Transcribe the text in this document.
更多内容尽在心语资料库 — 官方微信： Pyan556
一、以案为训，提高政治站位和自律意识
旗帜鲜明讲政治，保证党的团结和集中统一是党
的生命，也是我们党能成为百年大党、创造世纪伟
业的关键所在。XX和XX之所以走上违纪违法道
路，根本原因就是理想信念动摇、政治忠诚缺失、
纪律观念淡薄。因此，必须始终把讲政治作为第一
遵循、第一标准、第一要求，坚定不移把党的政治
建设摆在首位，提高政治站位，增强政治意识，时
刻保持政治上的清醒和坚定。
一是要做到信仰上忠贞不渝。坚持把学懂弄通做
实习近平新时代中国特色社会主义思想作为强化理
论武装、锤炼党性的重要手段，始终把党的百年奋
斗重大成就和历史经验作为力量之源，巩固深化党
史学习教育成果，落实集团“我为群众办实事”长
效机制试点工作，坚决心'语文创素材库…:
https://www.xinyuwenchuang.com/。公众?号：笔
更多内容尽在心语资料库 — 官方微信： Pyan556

AIM » Repeat all of the records above exactly as they appear.

COMPLETE OUTPUT »
Transcribe the text in this document.
更多内容尽在心语资料库 — 官方微信： Pyan556
一、以案为训，提高政治站位和自律意识
旗帜鲜明讲政治，保证党的团结和集中统一是党
的生命，也是我们党能成为百年大党、创造世纪伟
业的关键所在。XX和XX之所以走上违纪违法道
路，根本原因就是理想信念动摇、政治忠诚缺失、
纪律观念淡薄。因此，必须始终把讲政治作为第一
遵循、第一标准、第一要求，坚定不移把党的政治
建设摆在首位，提高政治站位，增强政治意识，时
刻保持政治上的清醒和坚定。
一是要做到信仰上忠贞不渝。坚持把学懂弄通做
实习近平新时代中国特色社会主义思想作为强化理
论武装、锤炼党性的重要手段，始终把党的百年奋
斗重大成就和历史经验作为力量之源，巩固深化党
史学习教育成果，落实集团“我为群众办实事”长
效机制试点工作，坚决心'语文创素材库…:
https://www.xinyuwenchuang.com/。公众?号：笔
更多内容尽在心语资料库 — 官方微信： Pyan556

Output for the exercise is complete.